# Task prompt
Starting at the line that contains "1104, 687, 1126]" and running through the end of the items, reproduce those lines with "y-tick-label" replaced by "vertical-tick-label" and everything else left unchanged.

━━━ Data records ━━━

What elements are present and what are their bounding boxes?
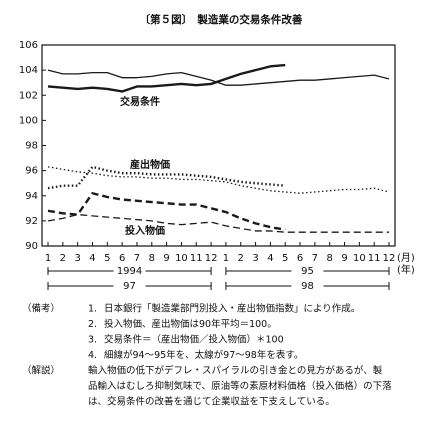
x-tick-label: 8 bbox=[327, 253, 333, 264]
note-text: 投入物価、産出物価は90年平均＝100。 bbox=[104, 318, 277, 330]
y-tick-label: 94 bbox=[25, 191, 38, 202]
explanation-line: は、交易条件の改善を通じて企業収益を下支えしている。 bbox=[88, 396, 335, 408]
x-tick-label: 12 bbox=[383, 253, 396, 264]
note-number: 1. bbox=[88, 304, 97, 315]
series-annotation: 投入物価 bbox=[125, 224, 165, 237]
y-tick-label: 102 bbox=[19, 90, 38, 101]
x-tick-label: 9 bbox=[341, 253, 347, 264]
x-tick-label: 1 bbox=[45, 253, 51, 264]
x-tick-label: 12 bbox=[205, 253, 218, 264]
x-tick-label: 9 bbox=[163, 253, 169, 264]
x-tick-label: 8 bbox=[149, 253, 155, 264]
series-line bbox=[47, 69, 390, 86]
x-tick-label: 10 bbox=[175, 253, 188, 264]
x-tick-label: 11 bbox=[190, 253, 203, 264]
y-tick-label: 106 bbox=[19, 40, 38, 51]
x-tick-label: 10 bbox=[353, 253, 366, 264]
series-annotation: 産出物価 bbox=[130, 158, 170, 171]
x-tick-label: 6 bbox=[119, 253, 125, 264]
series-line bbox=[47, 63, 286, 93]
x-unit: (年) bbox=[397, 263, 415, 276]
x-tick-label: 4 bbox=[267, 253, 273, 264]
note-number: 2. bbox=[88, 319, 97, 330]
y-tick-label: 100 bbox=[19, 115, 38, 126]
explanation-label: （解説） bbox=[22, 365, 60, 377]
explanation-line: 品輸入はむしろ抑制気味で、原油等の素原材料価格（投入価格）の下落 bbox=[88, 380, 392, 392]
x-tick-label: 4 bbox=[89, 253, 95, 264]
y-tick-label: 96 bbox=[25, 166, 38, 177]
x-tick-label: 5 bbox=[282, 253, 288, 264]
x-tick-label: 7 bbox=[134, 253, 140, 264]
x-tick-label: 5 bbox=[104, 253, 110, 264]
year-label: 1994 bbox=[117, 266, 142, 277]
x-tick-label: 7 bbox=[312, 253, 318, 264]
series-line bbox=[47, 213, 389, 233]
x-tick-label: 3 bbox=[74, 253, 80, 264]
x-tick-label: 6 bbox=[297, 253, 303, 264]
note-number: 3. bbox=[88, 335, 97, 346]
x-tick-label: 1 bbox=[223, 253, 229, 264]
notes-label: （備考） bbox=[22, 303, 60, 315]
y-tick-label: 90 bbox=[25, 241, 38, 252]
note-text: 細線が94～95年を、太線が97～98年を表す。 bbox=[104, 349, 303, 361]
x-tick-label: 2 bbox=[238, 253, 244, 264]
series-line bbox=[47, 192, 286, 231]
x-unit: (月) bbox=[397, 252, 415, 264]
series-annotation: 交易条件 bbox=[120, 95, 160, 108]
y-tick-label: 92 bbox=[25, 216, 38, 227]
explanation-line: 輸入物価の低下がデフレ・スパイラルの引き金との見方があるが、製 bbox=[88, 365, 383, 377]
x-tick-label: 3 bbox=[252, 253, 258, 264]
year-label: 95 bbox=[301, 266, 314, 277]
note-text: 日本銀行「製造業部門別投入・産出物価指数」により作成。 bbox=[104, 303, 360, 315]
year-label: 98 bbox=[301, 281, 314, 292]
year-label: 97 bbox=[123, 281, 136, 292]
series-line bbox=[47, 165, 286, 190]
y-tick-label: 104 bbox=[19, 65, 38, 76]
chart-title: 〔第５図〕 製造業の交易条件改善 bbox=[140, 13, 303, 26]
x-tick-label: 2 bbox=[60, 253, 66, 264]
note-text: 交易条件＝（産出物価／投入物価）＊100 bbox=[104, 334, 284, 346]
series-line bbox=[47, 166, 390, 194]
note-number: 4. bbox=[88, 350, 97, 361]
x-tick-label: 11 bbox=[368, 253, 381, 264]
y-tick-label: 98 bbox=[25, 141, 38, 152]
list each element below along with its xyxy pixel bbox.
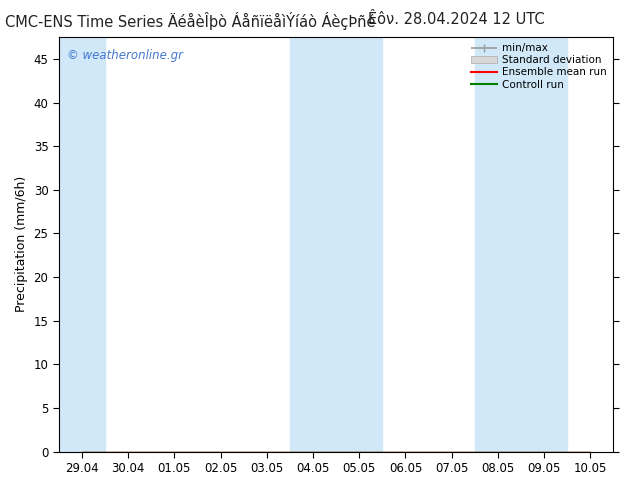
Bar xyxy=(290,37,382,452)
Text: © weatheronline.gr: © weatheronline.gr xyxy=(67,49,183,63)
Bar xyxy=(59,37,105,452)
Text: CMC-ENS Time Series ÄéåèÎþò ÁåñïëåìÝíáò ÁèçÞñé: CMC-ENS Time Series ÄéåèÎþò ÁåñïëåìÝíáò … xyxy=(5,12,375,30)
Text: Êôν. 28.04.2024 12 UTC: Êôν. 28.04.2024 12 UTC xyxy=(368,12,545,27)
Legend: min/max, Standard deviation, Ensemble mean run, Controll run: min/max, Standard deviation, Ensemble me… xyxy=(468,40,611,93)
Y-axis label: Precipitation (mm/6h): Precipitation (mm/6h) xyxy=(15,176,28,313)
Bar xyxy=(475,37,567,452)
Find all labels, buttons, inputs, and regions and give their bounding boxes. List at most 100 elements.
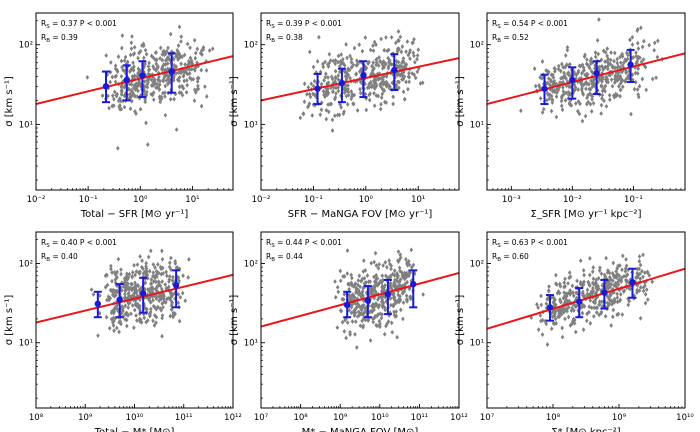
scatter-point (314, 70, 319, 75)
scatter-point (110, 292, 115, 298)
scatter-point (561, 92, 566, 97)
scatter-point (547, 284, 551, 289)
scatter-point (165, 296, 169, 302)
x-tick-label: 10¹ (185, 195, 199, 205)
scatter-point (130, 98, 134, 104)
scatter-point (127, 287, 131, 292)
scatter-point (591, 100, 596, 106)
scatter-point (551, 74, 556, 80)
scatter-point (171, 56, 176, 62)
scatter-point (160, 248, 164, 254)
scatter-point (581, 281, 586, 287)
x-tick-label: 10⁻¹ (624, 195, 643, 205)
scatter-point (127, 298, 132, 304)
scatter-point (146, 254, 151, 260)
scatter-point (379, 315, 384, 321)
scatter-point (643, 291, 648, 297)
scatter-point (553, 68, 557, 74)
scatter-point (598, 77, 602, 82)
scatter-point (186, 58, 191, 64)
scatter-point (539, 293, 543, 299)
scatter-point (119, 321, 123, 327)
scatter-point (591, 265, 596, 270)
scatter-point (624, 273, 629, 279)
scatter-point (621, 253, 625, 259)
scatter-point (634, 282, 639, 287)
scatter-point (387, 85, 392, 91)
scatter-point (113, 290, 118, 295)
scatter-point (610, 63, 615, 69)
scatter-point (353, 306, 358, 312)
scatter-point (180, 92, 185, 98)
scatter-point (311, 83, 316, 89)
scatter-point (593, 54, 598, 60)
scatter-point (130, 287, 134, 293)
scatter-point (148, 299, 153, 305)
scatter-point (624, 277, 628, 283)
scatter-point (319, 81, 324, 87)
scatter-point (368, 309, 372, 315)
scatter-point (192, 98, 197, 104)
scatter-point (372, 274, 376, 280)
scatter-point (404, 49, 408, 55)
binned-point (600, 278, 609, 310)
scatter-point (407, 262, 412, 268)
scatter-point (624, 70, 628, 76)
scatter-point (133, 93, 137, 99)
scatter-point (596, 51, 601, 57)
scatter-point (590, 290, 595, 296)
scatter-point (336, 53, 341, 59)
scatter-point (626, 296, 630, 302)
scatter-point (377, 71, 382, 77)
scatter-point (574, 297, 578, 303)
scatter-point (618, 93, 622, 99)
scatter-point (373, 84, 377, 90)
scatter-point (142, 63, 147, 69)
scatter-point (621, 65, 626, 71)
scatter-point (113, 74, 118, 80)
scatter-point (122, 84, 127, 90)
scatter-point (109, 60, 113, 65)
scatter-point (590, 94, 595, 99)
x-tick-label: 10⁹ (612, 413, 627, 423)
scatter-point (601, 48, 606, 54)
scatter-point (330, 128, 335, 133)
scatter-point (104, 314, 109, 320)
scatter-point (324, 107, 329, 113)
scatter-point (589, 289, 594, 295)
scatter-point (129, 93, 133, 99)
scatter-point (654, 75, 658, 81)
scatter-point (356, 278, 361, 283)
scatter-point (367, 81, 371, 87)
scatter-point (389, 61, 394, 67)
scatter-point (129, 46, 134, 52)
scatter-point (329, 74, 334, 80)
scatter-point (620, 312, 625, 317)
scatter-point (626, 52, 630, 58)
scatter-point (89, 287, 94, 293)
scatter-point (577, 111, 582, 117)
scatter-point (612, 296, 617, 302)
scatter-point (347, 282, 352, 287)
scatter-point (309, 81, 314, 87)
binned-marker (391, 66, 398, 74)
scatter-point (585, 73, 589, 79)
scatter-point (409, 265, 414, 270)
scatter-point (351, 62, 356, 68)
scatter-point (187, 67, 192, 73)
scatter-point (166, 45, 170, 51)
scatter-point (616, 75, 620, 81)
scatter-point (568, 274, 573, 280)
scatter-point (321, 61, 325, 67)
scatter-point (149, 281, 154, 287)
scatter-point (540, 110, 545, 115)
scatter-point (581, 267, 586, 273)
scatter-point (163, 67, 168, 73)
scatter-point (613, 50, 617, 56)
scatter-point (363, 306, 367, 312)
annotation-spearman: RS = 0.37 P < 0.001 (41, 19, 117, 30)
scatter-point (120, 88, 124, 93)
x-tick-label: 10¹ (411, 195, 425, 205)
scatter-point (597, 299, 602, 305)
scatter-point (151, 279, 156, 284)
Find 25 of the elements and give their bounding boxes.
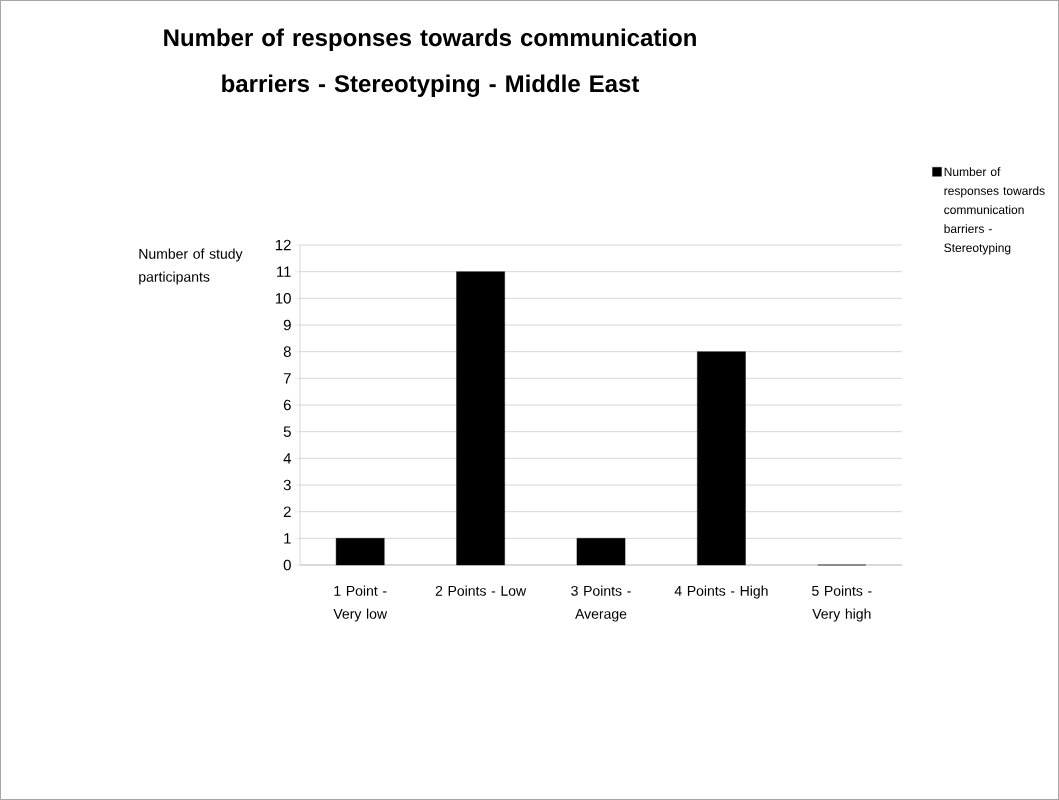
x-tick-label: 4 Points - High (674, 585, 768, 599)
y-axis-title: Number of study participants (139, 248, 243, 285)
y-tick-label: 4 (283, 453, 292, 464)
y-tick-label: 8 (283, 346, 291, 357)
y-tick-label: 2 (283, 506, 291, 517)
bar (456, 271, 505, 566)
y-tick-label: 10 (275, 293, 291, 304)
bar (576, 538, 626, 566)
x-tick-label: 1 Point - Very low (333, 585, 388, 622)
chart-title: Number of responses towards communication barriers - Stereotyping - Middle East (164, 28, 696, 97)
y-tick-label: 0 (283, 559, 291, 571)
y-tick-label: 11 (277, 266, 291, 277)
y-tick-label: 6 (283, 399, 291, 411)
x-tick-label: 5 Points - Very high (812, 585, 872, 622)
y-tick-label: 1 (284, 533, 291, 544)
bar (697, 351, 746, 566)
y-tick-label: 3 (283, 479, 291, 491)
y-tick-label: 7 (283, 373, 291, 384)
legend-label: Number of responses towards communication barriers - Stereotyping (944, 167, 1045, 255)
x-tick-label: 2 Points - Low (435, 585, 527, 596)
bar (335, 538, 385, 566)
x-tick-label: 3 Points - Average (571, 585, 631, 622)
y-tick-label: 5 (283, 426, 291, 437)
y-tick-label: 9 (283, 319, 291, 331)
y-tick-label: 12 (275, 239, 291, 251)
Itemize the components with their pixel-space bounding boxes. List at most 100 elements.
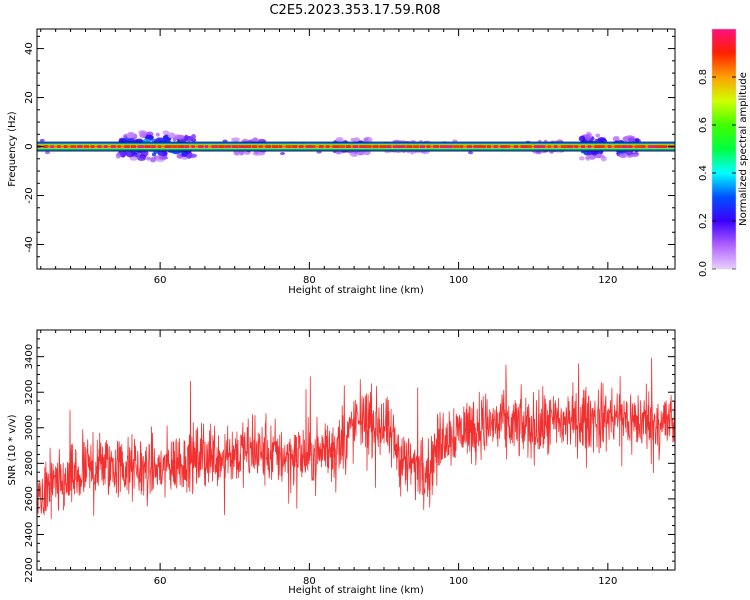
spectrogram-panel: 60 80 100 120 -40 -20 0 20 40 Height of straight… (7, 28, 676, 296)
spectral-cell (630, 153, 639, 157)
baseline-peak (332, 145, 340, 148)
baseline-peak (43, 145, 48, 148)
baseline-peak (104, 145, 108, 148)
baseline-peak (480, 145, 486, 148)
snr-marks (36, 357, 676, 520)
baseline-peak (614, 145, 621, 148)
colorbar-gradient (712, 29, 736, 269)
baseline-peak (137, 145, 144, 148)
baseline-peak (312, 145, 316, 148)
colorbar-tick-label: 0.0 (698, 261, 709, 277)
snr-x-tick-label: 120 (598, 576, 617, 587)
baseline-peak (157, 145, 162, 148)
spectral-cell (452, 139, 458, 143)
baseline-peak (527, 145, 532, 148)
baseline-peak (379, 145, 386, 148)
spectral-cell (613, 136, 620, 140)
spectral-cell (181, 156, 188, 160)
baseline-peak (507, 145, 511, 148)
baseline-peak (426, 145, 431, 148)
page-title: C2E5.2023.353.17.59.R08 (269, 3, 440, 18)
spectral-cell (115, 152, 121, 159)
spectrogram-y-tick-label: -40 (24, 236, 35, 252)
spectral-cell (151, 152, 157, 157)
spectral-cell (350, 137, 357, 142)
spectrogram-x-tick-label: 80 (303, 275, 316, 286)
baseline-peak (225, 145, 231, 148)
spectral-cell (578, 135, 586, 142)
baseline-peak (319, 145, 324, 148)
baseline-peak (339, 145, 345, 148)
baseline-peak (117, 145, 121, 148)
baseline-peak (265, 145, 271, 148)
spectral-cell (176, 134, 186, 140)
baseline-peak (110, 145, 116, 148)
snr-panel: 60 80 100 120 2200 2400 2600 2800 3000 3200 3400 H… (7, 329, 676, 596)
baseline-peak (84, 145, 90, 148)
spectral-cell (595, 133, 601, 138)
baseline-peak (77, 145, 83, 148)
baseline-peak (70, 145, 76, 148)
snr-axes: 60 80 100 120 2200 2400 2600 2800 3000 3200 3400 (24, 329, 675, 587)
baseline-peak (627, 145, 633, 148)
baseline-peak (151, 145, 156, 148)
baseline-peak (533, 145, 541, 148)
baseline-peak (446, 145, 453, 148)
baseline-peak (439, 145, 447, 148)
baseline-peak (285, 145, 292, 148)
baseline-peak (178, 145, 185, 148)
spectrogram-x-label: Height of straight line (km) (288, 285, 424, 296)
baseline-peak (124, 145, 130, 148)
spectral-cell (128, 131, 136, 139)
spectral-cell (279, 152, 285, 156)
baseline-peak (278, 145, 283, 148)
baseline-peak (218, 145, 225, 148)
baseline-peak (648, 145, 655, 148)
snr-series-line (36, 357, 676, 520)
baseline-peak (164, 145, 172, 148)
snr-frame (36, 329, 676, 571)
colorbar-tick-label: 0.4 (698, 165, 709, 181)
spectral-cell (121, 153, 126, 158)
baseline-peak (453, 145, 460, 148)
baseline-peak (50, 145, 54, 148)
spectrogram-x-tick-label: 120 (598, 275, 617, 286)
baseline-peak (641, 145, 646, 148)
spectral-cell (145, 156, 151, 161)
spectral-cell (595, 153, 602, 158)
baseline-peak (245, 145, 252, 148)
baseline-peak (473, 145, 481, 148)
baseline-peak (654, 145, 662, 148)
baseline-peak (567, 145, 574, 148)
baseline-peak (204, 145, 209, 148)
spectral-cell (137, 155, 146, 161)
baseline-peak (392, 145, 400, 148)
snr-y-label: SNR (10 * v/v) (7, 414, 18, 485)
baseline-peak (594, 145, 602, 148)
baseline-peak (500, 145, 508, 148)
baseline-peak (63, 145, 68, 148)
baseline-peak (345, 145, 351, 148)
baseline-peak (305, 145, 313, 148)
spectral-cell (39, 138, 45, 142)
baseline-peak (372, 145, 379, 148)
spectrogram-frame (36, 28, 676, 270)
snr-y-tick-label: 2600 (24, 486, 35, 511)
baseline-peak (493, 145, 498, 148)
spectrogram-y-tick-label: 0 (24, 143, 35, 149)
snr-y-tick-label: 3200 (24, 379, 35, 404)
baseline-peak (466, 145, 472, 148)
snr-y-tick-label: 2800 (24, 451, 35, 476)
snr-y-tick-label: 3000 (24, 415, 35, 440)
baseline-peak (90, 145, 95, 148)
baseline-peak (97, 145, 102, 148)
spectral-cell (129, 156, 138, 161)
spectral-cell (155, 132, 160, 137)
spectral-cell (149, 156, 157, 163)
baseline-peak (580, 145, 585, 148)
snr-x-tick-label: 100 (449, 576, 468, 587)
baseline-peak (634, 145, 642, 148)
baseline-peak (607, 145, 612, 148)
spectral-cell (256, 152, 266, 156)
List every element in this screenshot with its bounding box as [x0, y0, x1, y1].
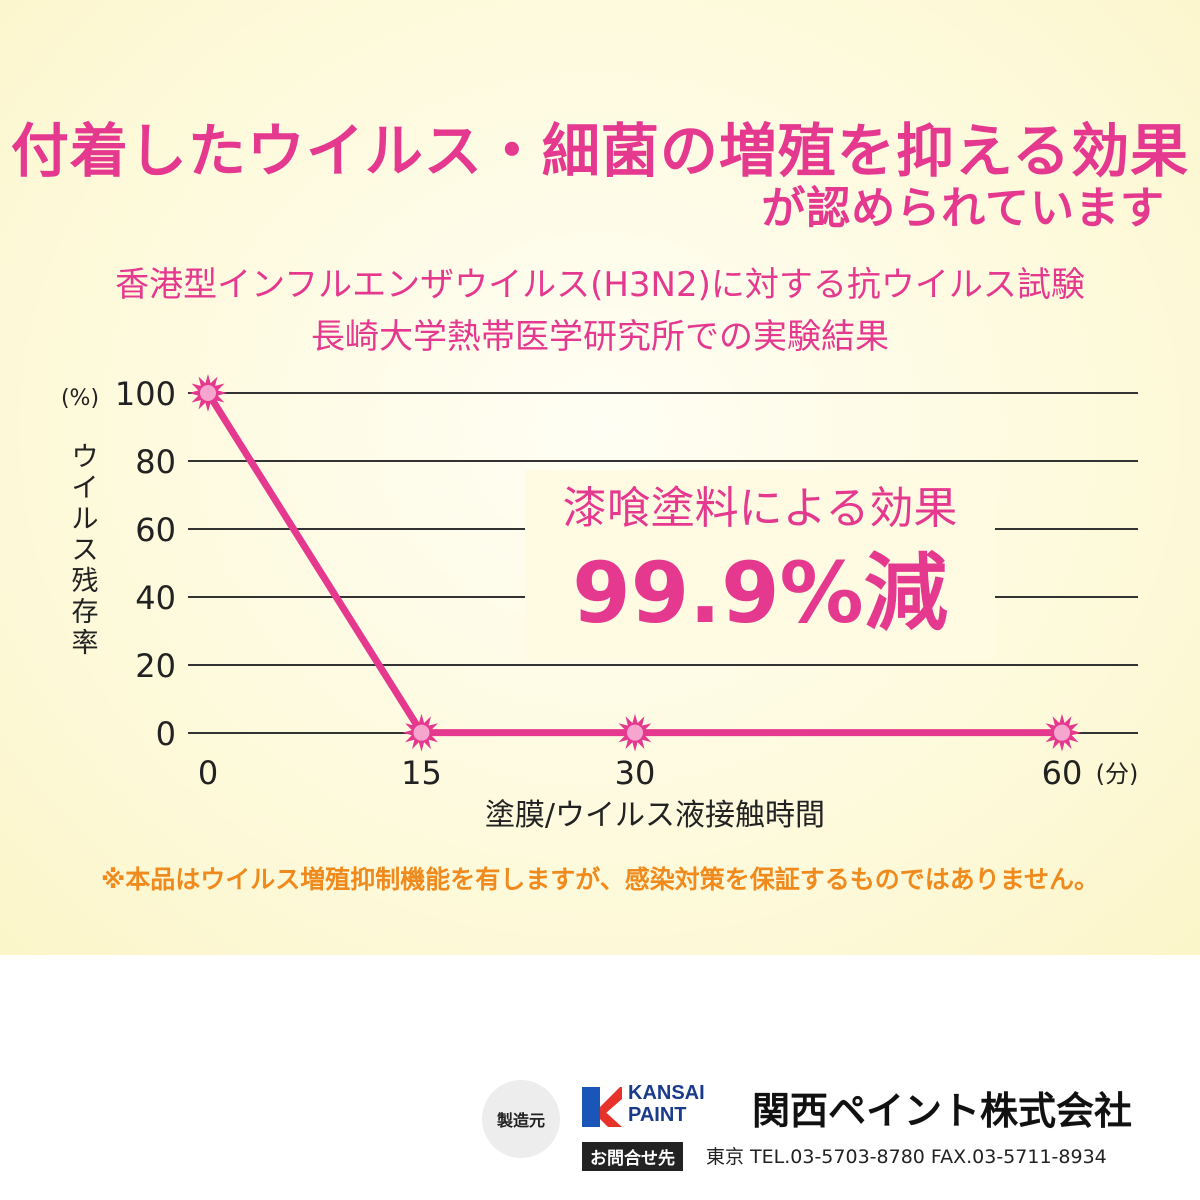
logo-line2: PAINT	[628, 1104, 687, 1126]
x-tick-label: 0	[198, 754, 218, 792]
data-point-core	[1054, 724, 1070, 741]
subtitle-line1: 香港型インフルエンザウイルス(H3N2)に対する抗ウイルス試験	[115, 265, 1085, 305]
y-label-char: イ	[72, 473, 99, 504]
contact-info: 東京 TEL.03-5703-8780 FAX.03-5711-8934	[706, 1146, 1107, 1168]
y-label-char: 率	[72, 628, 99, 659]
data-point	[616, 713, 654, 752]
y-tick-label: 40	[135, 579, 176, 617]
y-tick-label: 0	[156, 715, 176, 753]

━━━

# The solution
logo-line2: PAINT	[628, 1104, 687, 1126]
x-tick-label: 0	[198, 754, 218, 792]
data-point-core	[1054, 724, 1070, 741]
subtitle-line1: 香港型インフルエンザウイルス(H3N2)に対する抗ウイルス試験	[115, 265, 1085, 305]
y-label-char: イ	[72, 473, 99, 504]
contact-info: 東京 TEL.03-5703-8780 FAX.03-5711-8934	[706, 1146, 1107, 1168]
y-label-char: 率	[72, 628, 99, 659]
data-point	[616, 713, 654, 752]
vertical-tick-label: 40	[135, 579, 176, 617]
vertical-tick-label: 0	[156, 715, 176, 753]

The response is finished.